* begin The data *
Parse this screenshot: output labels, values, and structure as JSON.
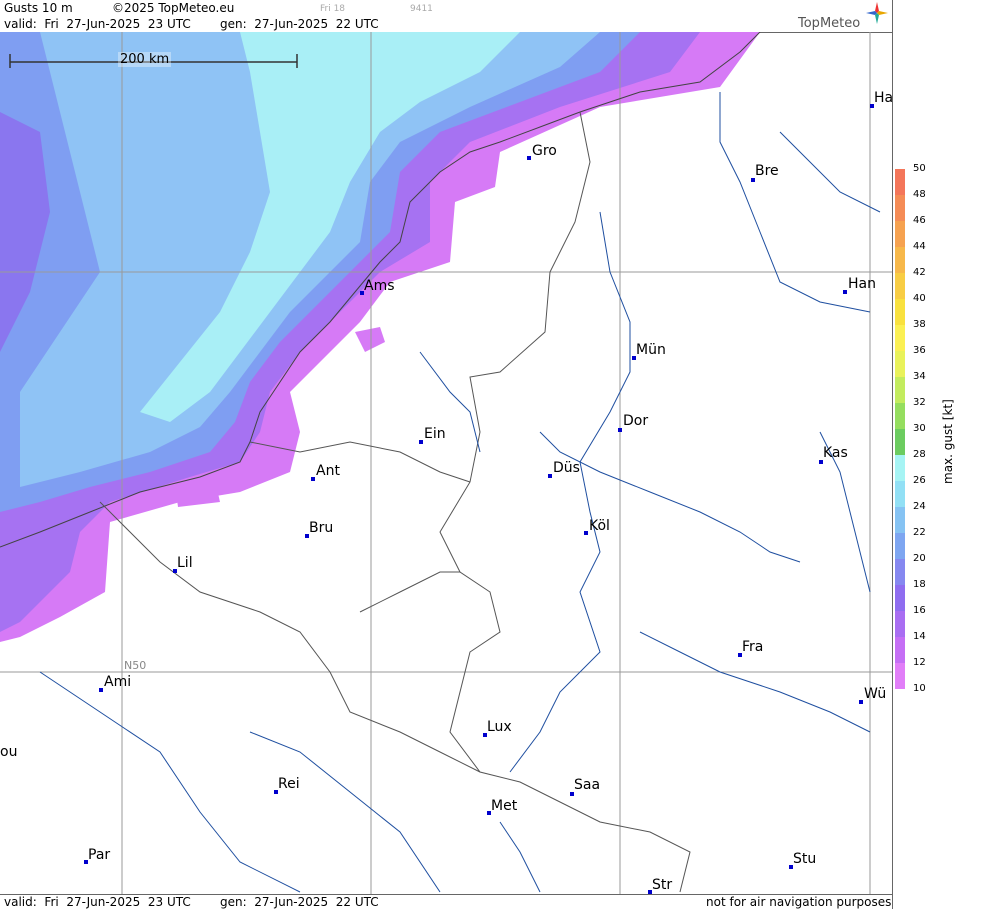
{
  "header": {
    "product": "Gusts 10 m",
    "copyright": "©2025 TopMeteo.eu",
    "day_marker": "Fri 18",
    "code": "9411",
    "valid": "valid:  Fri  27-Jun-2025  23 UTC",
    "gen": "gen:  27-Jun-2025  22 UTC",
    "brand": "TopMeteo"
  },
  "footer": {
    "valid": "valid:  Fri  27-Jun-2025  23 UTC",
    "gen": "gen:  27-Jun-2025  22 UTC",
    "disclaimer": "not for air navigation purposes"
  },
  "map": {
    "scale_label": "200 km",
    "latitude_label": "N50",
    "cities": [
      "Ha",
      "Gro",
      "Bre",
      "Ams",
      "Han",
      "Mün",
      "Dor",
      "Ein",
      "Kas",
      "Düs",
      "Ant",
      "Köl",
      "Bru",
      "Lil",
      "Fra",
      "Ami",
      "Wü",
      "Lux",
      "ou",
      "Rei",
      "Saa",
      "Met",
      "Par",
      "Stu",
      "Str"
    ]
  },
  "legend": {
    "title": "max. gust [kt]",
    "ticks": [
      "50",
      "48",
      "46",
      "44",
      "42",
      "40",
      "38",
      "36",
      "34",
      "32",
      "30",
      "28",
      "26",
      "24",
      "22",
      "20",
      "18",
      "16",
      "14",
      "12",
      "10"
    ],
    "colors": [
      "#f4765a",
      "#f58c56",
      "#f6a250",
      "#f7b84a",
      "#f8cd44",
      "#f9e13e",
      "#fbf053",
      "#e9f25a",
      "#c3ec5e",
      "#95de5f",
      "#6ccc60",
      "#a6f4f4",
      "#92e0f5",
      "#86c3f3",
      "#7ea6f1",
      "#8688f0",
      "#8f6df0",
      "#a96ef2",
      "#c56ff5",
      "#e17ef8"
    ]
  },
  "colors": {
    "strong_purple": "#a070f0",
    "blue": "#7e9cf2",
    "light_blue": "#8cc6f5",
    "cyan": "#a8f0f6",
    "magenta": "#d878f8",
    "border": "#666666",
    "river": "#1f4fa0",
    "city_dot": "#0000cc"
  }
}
* end The data *
• **Goal**
Return all of the entries exactly as written, but drop any pictures they hold.

• **Solution**
Parse this screenshot: output labels, values, and structure as JSON.
{
  "header": {
    "product": "Gusts 10 m",
    "copyright": "©2025 TopMeteo.eu",
    "day_marker": "Fri 18",
    "code": "9411",
    "valid": "valid:  Fri  27-Jun-2025  23 UTC",
    "gen": "gen:  27-Jun-2025  22 UTC",
    "brand": "TopMeteo"
  },
  "footer": {
    "valid": "valid:  Fri  27-Jun-2025  23 UTC",
    "gen": "gen:  27-Jun-2025  22 UTC",
    "disclaimer": "not for air navigation purposes"
  },
  "map": {
    "scale_label": "200 km",
    "latitude_label": "N50",
    "cities": [
      "Ha",
      "Gro",
      "Bre",
      "Ams",
      "Han",
      "Mün",
      "Dor",
      "Ein",
      "Kas",
      "Düs",
      "Ant",
      "Köl",
      "Bru",
      "Lil",
      "Fra",
      "Ami",
      "Wü",
      "Lux",
      "ou",
      "Rei",
      "Saa",
      "Met",
      "Par",
      "Stu",
      "Str"
    ]
  },
  "legend": {
    "title": "max. gust [kt]",
    "ticks": [
      "50",
      "48",
      "46",
      "44",
      "42",
      "40",
      "38",
      "36",
      "34",
      "32",
      "30",
      "28",
      "26",
      "24",
      "22",
      "20",
      "18",
      "16",
      "14",
      "12",
      "10"
    ],
    "colors": [
      "#f4765a",
      "#f58c56",
      "#f6a250",
      "#f7b84a",
      "#f8cd44",
      "#f9e13e",
      "#fbf053",
      "#e9f25a",
      "#c3ec5e",
      "#95de5f",
      "#6ccc60",
      "#a6f4f4",
      "#92e0f5",
      "#86c3f3",
      "#7ea6f1",
      "#8688f0",
      "#8f6df0",
      "#a96ef2",
      "#c56ff5",
      "#e17ef8"
    ]
  },
  "colors": {
    "strong_purple": "#a070f0",
    "blue": "#7e9cf2",
    "light_blue": "#8cc6f5",
    "cyan": "#a8f0f6",
    "magenta": "#d878f8",
    "border": "#666666",
    "river": "#1f4fa0",
    "city_dot": "#0000cc"
  }
}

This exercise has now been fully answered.